GIVEN EXERCISE:
Give the number of lines in this listing that contain the word "JSON", and nothing else.

MATERIAL PROVIDED:
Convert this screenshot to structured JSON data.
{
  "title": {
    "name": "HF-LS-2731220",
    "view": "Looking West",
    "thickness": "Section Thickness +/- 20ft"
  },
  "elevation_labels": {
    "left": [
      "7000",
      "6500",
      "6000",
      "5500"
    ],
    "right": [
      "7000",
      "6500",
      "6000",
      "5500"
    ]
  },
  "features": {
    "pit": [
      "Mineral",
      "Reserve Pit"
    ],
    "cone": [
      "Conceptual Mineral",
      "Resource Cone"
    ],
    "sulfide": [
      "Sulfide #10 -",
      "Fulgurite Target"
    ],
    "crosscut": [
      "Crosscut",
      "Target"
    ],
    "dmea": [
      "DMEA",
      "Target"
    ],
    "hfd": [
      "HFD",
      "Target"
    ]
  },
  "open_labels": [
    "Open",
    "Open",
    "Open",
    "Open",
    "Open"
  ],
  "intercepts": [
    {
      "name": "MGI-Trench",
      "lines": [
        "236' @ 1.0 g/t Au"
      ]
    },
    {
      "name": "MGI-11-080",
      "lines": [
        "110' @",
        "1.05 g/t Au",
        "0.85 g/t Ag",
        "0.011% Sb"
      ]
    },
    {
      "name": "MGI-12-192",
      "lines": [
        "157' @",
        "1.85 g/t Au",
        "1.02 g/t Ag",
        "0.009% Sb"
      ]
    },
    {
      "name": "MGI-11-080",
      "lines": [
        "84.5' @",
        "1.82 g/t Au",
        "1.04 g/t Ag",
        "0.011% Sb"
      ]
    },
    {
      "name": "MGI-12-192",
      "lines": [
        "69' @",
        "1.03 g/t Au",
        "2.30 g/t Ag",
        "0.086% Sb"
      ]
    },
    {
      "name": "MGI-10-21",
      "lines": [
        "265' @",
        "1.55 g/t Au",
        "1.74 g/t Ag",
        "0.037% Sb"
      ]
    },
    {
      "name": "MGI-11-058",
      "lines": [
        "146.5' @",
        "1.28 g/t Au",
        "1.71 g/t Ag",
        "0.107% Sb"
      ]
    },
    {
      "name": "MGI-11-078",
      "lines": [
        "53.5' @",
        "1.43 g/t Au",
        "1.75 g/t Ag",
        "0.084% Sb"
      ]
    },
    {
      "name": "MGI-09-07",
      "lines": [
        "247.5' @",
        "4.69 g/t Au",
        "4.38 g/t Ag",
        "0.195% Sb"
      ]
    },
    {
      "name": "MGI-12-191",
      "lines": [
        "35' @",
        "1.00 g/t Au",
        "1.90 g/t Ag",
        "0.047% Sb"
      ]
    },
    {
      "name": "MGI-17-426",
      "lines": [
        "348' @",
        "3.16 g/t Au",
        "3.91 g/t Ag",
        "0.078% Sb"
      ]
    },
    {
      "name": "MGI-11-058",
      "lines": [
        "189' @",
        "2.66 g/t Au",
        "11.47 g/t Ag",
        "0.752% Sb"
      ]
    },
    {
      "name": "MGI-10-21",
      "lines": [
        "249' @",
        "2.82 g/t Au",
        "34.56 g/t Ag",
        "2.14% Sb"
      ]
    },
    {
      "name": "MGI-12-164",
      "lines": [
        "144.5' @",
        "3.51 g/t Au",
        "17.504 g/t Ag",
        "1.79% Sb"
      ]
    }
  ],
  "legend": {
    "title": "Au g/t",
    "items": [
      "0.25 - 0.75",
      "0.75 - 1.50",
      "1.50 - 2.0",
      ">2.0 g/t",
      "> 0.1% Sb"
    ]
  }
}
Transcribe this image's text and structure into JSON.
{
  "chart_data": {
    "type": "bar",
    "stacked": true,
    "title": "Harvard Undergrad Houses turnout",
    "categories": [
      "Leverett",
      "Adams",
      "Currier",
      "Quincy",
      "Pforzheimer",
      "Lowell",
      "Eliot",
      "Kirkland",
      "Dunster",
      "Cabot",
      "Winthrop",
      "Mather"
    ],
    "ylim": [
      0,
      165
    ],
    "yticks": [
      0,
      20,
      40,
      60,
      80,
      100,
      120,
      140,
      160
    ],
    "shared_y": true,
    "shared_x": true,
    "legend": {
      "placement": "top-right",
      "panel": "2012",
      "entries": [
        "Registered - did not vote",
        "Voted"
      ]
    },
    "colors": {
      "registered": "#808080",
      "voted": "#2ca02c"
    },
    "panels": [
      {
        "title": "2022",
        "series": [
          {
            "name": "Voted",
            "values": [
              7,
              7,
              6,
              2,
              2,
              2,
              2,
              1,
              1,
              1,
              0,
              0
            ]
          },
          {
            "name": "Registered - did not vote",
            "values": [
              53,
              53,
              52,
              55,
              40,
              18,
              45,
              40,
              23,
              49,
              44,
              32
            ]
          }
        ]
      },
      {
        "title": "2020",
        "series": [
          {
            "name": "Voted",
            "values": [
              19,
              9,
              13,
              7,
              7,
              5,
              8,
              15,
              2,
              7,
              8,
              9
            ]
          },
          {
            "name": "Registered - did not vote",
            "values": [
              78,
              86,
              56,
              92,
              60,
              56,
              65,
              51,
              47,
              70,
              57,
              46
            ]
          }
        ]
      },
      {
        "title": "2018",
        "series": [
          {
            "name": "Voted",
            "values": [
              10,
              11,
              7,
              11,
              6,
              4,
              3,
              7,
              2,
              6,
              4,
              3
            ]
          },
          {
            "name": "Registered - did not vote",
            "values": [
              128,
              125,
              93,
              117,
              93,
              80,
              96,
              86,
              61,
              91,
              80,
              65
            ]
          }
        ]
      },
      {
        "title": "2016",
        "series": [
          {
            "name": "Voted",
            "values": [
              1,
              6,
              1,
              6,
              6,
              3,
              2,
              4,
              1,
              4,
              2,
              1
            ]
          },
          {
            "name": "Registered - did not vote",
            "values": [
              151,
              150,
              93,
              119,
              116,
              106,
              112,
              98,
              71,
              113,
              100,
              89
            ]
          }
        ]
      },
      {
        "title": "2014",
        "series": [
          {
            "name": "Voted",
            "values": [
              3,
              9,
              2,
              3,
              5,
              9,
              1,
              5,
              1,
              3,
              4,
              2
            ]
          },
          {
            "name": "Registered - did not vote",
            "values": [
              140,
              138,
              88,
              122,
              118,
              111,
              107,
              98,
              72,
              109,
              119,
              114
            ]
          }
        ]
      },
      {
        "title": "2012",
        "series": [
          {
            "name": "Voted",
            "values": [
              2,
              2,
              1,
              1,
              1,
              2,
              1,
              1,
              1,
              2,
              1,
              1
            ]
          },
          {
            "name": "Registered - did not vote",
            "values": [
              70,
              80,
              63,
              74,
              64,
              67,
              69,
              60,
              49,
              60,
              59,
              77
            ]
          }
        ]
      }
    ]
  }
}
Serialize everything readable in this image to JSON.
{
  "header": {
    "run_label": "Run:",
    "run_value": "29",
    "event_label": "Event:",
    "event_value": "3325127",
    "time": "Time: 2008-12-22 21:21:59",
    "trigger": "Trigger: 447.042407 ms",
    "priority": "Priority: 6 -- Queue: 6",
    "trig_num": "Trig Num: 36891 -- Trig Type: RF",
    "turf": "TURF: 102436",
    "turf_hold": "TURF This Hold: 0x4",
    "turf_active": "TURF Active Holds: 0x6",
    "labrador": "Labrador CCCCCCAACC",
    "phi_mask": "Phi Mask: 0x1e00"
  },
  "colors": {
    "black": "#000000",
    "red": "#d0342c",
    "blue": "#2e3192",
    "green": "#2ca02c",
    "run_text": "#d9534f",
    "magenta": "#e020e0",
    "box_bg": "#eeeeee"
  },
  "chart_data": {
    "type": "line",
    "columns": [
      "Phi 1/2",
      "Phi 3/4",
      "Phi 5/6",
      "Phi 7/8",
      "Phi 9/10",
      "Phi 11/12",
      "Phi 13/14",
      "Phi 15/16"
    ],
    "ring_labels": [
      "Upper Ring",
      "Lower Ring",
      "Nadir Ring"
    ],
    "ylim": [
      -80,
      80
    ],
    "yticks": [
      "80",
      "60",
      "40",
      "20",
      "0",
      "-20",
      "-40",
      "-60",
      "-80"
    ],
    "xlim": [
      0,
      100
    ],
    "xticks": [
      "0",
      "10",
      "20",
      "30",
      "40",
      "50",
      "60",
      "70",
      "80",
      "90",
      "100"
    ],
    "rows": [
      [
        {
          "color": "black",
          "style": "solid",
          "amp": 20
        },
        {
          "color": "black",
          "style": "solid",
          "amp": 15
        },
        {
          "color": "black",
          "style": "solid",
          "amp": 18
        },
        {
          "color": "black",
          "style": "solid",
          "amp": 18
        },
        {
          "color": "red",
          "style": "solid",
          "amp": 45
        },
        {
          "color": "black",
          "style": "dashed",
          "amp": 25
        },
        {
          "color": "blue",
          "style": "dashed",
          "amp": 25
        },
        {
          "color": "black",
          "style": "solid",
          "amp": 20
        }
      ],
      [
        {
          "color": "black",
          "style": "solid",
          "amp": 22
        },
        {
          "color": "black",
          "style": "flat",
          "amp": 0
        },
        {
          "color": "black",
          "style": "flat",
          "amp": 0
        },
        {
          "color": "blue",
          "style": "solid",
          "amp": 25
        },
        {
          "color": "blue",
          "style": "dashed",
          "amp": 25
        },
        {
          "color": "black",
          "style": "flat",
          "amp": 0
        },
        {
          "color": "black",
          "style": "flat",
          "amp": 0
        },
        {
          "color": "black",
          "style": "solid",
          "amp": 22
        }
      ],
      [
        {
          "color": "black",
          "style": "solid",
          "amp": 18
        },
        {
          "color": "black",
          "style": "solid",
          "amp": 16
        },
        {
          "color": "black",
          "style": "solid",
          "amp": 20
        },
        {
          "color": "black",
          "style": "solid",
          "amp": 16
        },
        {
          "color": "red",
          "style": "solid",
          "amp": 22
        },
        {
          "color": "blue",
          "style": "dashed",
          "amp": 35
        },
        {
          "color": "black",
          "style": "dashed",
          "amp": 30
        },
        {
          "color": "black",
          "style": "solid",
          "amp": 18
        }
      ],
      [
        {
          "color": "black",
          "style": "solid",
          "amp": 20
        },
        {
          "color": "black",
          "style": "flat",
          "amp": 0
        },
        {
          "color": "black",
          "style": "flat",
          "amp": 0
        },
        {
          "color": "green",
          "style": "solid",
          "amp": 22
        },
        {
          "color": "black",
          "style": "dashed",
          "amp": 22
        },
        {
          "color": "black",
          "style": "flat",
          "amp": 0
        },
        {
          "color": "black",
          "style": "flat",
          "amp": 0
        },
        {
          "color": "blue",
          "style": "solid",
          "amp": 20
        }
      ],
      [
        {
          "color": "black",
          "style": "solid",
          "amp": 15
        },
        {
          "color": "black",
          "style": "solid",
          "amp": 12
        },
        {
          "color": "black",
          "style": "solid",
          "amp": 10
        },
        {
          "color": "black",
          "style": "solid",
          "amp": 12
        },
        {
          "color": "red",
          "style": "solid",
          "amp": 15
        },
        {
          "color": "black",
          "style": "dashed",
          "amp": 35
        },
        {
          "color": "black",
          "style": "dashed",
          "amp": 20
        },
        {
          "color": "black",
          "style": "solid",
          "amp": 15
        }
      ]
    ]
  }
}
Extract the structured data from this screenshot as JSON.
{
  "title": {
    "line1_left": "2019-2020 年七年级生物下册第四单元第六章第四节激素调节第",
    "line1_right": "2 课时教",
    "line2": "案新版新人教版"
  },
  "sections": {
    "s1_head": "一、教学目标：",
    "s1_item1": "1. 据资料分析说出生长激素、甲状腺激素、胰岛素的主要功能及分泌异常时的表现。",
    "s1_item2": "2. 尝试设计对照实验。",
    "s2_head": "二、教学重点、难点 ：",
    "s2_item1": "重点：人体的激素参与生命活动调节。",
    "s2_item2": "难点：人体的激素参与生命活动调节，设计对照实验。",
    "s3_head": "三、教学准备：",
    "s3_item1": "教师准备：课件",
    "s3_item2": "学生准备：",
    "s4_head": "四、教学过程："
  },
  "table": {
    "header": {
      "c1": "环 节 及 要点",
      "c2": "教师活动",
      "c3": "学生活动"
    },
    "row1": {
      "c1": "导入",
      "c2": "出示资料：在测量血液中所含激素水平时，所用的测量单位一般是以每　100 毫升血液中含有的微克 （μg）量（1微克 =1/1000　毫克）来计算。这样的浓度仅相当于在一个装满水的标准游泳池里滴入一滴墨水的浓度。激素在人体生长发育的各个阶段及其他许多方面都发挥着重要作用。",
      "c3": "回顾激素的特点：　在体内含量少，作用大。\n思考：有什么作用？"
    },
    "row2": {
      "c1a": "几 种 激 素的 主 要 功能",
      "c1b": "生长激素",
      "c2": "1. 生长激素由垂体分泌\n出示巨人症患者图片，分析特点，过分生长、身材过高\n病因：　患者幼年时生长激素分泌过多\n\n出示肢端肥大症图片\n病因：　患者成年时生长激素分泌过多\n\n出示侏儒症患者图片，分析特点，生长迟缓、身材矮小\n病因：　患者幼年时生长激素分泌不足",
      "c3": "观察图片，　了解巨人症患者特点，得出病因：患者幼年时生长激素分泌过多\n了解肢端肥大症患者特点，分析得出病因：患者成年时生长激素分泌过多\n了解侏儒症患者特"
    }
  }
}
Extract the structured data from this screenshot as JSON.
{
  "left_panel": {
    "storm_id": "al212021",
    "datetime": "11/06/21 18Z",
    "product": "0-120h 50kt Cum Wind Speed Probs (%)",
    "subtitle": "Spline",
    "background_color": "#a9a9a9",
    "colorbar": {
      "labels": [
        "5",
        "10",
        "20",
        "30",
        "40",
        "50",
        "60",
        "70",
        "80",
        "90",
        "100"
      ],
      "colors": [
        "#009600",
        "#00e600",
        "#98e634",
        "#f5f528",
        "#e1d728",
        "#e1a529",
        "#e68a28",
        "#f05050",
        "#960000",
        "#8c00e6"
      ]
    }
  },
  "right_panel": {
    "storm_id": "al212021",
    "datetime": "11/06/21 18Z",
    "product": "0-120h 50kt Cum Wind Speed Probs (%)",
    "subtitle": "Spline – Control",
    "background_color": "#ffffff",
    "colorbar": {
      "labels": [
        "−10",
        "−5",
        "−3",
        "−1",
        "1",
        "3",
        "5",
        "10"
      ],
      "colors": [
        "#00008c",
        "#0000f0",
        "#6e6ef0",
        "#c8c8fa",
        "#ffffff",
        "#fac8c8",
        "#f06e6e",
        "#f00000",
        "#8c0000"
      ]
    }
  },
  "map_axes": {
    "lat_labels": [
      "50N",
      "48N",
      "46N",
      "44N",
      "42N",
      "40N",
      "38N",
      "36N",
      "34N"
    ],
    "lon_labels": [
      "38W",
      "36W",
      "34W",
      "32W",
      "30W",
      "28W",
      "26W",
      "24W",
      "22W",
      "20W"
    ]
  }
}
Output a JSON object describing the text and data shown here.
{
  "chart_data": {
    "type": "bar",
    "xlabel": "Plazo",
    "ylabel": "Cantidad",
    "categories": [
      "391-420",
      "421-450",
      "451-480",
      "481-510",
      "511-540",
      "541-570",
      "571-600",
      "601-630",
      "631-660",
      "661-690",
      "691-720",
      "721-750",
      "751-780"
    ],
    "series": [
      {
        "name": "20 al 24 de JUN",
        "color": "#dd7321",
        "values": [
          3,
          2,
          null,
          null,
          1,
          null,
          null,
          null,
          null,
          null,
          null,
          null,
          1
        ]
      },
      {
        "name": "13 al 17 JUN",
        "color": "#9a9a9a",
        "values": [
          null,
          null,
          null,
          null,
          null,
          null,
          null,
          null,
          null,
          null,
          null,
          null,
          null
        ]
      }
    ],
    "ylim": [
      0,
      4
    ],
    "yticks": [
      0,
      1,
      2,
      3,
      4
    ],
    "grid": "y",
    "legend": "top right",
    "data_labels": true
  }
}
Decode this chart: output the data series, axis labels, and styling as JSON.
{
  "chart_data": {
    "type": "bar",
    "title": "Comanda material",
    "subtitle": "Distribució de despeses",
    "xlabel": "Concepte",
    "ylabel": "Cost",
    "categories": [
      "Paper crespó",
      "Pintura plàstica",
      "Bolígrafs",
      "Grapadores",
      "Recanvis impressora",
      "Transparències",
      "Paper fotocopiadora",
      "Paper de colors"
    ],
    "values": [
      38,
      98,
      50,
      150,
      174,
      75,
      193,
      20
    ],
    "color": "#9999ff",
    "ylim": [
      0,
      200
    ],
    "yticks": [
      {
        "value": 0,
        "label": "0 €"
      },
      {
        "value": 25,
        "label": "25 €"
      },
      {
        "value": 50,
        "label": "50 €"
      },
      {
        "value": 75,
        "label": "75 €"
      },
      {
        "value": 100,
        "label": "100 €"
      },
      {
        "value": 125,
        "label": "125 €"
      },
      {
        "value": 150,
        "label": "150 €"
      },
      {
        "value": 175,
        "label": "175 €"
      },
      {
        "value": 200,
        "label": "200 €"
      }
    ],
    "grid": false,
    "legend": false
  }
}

IN RESPONSE:
7